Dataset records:
○ ○ ○ ○
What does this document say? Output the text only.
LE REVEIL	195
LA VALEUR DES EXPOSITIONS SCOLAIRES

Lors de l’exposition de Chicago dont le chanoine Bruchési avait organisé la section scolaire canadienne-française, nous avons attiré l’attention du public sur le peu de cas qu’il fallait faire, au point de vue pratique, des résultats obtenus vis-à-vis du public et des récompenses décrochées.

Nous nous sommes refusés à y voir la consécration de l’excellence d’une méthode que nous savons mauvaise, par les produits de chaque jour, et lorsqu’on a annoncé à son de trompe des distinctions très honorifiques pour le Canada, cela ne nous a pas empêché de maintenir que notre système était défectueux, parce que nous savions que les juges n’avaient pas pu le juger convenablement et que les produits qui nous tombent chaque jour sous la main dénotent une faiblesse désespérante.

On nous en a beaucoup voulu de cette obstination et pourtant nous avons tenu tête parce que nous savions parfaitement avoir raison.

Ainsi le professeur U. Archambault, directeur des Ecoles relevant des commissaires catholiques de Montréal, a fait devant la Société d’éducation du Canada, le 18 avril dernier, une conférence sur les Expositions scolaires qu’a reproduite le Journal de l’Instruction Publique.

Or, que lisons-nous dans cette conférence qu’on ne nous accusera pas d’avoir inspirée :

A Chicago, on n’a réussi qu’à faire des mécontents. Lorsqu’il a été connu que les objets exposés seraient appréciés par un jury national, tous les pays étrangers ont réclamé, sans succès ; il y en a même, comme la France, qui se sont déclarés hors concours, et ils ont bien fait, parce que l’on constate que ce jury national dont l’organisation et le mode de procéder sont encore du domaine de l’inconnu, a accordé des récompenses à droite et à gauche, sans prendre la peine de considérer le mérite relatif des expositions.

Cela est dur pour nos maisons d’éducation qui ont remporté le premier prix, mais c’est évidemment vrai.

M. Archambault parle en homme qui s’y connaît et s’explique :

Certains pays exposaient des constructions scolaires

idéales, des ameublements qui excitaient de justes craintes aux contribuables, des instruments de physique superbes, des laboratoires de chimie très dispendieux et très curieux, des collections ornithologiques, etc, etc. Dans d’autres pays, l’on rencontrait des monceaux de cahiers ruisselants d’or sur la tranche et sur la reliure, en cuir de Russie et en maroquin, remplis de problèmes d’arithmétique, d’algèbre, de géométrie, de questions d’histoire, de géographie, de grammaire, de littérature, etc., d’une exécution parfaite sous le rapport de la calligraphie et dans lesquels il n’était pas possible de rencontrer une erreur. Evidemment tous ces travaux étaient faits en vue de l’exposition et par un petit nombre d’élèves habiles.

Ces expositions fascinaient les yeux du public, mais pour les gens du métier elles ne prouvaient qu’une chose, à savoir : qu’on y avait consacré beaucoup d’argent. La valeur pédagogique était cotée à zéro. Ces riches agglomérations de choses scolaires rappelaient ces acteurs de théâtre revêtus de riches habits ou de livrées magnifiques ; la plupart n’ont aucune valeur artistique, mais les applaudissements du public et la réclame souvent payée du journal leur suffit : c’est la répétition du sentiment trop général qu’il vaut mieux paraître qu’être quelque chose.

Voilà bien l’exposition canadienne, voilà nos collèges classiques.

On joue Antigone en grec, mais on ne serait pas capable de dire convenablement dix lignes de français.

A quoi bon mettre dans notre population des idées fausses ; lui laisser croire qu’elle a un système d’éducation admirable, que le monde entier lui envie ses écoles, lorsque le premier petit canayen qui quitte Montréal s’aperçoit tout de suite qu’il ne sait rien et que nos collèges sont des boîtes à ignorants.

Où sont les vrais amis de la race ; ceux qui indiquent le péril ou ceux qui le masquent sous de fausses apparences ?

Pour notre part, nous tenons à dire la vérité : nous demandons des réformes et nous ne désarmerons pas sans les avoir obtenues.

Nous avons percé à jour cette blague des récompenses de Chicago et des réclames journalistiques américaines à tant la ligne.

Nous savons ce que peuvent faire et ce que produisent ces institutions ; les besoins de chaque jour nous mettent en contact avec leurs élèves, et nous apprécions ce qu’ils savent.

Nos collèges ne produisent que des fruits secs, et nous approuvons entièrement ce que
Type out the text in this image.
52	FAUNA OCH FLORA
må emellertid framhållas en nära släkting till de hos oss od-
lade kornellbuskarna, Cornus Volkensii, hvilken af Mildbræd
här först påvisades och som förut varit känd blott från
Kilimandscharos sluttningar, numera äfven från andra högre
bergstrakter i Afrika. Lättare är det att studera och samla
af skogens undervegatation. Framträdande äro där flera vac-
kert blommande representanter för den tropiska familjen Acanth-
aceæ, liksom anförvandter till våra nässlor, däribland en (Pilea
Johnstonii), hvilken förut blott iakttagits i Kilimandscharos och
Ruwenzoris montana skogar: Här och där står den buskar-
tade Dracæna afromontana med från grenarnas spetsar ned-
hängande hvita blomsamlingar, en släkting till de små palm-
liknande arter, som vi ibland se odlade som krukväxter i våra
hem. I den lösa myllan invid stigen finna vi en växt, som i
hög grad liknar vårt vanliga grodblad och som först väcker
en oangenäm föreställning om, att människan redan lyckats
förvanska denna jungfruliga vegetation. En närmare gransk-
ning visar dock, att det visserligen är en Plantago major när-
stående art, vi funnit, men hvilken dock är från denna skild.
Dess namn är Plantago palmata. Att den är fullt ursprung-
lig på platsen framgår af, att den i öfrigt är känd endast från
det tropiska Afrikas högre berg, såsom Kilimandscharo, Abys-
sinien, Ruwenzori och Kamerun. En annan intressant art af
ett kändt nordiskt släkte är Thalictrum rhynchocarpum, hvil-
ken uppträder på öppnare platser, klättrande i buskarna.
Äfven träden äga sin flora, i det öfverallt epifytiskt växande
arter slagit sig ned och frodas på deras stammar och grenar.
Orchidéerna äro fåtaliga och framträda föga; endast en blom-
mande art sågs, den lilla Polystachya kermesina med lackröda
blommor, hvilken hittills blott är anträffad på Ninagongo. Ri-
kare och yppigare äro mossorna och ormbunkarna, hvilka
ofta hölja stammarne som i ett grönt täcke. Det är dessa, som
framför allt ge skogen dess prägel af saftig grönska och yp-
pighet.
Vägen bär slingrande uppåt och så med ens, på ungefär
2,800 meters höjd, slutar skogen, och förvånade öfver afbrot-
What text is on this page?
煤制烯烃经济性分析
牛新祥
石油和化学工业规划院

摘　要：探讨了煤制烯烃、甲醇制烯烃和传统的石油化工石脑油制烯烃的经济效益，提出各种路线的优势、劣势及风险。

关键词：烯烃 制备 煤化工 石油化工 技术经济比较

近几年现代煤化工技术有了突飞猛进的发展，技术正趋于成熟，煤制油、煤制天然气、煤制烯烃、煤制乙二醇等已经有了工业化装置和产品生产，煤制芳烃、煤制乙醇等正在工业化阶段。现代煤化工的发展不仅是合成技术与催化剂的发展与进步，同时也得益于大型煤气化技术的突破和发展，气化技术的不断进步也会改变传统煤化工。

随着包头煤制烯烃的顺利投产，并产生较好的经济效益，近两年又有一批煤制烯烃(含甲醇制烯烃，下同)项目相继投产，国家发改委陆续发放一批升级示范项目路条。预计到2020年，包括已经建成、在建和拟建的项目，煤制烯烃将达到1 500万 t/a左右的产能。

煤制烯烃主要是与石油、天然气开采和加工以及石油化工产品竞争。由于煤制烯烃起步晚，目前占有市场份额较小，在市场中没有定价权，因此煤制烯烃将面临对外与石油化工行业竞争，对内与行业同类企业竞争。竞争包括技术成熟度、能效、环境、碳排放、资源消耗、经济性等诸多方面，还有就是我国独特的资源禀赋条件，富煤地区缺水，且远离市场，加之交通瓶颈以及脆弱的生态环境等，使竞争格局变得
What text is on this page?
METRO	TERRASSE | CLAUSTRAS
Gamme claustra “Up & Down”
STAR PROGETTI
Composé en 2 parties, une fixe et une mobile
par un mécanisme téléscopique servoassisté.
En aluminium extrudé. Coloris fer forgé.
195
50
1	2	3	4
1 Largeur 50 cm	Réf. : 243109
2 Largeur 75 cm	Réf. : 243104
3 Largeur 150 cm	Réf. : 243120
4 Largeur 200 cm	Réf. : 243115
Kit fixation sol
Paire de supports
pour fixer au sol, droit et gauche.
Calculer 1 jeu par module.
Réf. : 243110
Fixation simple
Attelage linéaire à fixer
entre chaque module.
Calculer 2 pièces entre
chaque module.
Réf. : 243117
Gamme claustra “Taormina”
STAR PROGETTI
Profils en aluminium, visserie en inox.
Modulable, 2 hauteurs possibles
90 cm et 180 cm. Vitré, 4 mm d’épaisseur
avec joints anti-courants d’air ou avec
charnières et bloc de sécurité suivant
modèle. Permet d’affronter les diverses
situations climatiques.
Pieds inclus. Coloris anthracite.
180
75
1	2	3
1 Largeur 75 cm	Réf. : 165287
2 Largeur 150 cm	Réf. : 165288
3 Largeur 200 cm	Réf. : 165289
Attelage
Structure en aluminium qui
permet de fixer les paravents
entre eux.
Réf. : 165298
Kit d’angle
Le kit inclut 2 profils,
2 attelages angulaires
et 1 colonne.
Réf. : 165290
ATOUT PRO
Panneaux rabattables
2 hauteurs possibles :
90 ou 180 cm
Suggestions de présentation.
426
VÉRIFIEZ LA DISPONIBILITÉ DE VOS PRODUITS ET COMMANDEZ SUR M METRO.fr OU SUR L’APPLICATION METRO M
○ ○ ○ ○
From the listing above, copy every line that holds the string "canadienne".

THE OUTPUT:
Lors de l’exposition de Chicago dont le chanoine Bruchési avait organisé la section scolaire canadienne-française, nous avons attiré l’attention du public sur le peu de cas qu’il fallait faire, au point de vue pratique, des résultats obtenus vis-à-vis du public et des récompenses décrochées.
Voilà bien l’exposition canadienne, voilà nos collèges classiques.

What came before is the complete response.